#### Given instruction:
Each record is to be transcribed exactly.

#### Materials provided:
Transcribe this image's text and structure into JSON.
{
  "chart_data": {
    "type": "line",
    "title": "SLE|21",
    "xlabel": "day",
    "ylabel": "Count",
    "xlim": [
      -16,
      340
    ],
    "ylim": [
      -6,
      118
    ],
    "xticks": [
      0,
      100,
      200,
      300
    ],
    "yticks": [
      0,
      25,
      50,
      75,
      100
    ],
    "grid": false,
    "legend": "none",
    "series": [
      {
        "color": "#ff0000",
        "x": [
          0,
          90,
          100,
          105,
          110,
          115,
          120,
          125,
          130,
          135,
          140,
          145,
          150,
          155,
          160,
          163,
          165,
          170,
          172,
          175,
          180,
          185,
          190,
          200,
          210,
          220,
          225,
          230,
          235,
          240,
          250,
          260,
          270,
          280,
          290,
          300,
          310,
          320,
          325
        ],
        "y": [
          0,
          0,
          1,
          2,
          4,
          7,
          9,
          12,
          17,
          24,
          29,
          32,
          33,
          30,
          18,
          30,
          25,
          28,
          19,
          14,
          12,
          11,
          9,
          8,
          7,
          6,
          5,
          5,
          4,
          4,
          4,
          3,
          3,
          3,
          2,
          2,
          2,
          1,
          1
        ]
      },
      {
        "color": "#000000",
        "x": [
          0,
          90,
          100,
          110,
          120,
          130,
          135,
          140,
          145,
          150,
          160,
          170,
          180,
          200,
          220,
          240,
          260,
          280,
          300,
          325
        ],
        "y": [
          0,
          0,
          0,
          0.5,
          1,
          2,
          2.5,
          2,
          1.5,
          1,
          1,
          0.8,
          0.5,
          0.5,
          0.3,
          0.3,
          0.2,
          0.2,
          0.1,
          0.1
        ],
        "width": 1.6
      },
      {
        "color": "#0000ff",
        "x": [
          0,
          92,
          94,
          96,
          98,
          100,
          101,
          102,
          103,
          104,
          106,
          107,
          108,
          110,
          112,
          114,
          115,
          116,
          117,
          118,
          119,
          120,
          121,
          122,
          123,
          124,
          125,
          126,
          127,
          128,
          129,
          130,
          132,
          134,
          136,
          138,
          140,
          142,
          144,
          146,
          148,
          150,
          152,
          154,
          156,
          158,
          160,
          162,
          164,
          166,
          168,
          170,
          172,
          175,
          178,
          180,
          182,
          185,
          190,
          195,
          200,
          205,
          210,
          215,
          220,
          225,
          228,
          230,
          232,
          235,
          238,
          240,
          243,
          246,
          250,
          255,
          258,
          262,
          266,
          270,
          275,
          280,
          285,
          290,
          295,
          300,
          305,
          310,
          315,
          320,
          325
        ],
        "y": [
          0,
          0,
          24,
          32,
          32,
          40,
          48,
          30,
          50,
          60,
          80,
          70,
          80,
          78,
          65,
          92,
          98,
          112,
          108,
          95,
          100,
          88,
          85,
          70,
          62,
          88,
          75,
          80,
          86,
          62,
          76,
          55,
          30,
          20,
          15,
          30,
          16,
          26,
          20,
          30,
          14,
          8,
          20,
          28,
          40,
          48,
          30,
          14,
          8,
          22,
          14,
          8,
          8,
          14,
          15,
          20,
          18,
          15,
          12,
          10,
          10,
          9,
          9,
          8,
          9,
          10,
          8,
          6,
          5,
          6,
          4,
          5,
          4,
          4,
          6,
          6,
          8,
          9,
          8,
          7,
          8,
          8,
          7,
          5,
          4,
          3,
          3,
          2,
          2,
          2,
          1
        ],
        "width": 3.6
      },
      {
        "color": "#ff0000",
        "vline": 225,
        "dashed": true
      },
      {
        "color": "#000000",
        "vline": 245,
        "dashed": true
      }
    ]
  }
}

#### Task answer:
Transcribe this image's text and structure into JSON.
{
  "chart_data": {
    "type": "line",
    "title": "SLE|21",
    "xlabel": "day",
    "ylabel": "Count",
    "xlim": [
      -16,
      340
    ],
    "ylim": [
      -6,
      118
    ],
    "xticks": [
      0,
      100,
      200,
      300
    ],
    "yticks": [
      0,
      25,
      50,
      75,
      100
    ],
    "grid": false,
    "legend": "none",
    "series": [
      {
        "color": "#ff0000",
        "x": [
          0,
          90,
          100,
          105,
          110,
          115,
          120,
          125,
          130,
          135,
          140,
          145,
          150,
          155,
          160,
          163,
          165,
          170,
          172,
          175,
          180,
          185,
          190,
          200,
          210,
          220,
          225,
          230,
          235,
          240,
          250,
          260,
          270,
          280,
          290,
          300,
          310,
          320,
          325
        ],
        "y": [
          0,
          0,
          1,
          2,
          4,
          7,
          9,
          12,
          17,
          24,
          29,
          32,
          33,
          30,
          18,
          30,
          25,
          28,
          19,
          14,
          12,
          11,
          9,
          8,
          7,
          6,
          5,
          5,
          4,
          4,
          4,
          3,
          3,
          3,
          2,
          2,
          2,
          1,
          1
        ]
      },
      {
        "color": "#000000",
        "x": [
          0,
          90,
          100,
          110,
          120,
          130,
          135,
          140,
          145,
          150,
          160,
          170,
          180,
          200,
          220,
          240,
          260,
          280,
          300,
          325
        ],
        "y": [
          0,
          0,
          0,
          0.5,
          1,
          2,
          2.5,
          2,
          1.5,
          1,
          1,
          0.8,
          0.5,
          0.5,
          0.3,
          0.3,
          0.2,
          0.2,
          0.1,
          0.1
        ],
        "width": 1.6
      },
      {
        "color": "#0000ff",
        "x": [
          0,
          92,
          94,
          96,
          98,
          100,
          101,
          102,
          103,
          104,
          106,
          107,
          108,
          110,
          112,
          114,
          115,
          116,
          117,
          118,
          119,
          120,
          121,
          122,
          123,
          124,
          125,
          126,
          127,
          128,
          129,
          130,
          132,
          134,
          136,
          138,
          140,
          142,
          144,
          146,
          148,
          150,
          152,
          154,
          156,
          158,
          160,
          162,
          164,
          166,
          168,
          170,
          172,
          175,
          178,
          180,
          182,
          185,
          190,
          195,
          200,
          205,
          210,
          215,
          220,
          225,
          228,
          230,
          232,
          235,
          238,
          240,
          243,
          246,
          250,
          255,
          258,
          262,
          266,
          270,
          275,
          280,
          285,
          290,
          295,
          300,
          305,
          310,
          315,
          320,
          325
        ],
        "y": [
          0,
          0,
          24,
          32,
          32,
          40,
          48,
          30,
          50,
          60,
          80,
          70,
          80,
          78,
          65,
          92,
          98,
          112,
          108,
          95,
          100,
          88,
          85,
          70,
          62,
          88,
          75,
          80,
          86,
          62,
          76,
          55,
          30,
          20,
          15,
          30,
          16,
          26,
          20,
          30,
          14,
          8,
          20,
          28,
          40,
          48,
          30,
          14,
          8,
          22,
          14,
          8,
          8,
          14,
          15,
          20,
          18,
          15,
          12,
          10,
          10,
          9,
          9,
          8,
          9,
          10,
          8,
          6,
          5,
          6,
          4,
          5,
          4,
          4,
          6,
          6,
          8,
          9,
          8,
          7,
          8,
          8,
          7,
          5,
          4,
          3,
          3,
          2,
          2,
          2,
          1
        ],
        "width": 3.6
      },
      {
        "color": "#ff0000",
        "vline": 225,
        "dashed": true
      },
      {
        "color": "#000000",
        "vline": 245,
        "dashed": true
      }
    ]
  }
}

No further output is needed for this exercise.